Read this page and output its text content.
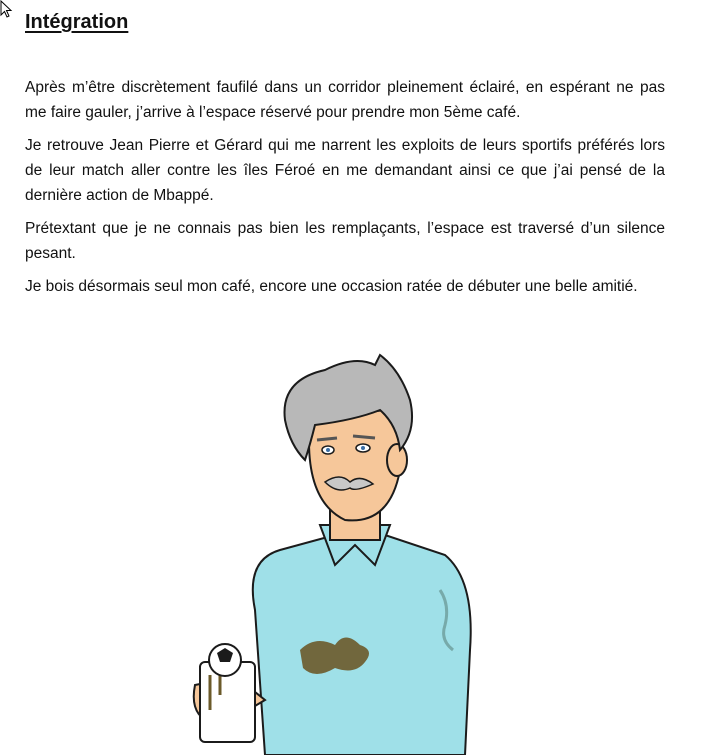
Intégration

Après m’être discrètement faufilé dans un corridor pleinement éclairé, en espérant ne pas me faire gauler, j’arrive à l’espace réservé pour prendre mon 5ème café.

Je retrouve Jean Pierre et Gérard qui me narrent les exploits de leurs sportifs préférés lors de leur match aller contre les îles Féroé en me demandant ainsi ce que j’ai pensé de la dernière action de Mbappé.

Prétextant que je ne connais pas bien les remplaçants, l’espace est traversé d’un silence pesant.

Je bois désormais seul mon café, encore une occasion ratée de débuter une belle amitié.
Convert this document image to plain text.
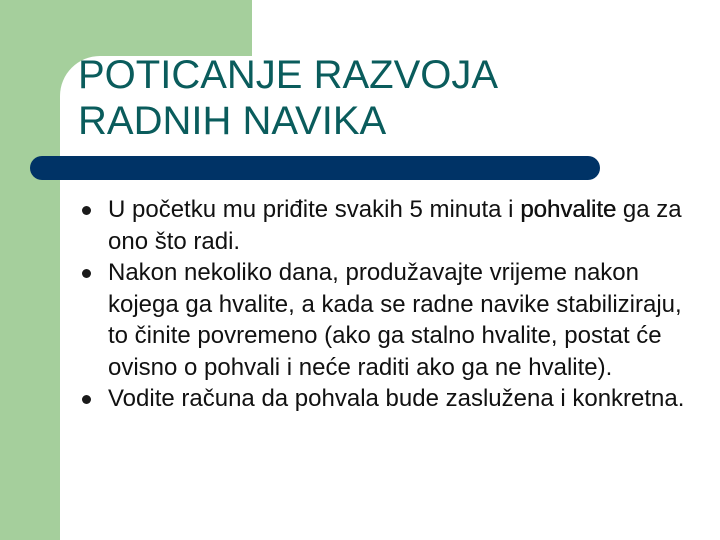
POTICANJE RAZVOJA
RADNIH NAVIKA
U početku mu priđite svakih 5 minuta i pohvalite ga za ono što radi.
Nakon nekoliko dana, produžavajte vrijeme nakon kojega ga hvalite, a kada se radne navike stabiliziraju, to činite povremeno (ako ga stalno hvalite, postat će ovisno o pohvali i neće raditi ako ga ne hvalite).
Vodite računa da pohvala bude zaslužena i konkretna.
★ ★ ★
AIM OF THE EXERCISE: Drop the images and repeat the data exactly.

WRITTEN SOLUTION:
Read this page and output its text content.
Intégration

Après m’être discrètement faufilé dans un corridor pleinement éclairé, en espérant ne pas me faire gauler, j’arrive à l’espace réservé pour prendre mon 5ème café.

Je retrouve Jean Pierre et Gérard qui me narrent les exploits de leurs sportifs préférés lors de leur match aller contre les îles Féroé en me demandant ainsi ce que j’ai pensé de la dernière action de Mbappé.

Prétextant que je ne connais pas bien les remplaçants, l’espace est traversé d’un silence pesant.

Je bois désormais seul mon café, encore une occasion ratée de débuter une belle amitié.
Convert this document image to plain text.
POTICANJE RAZVOJA
RADNIH NAVIKA
U početku mu priđite svakih 5 minuta i pohvalite ga za ono što radi.
Nakon nekoliko dana, produžavajte vrijeme nakon kojega ga hvalite, a kada se radne navike stabiliziraju, to činite povremeno (ako ga stalno hvalite, postat će ovisno o pohvali i neće raditi ako ga ne hvalite).
Vodite računa da pohvala bude zaslužena i konkretna.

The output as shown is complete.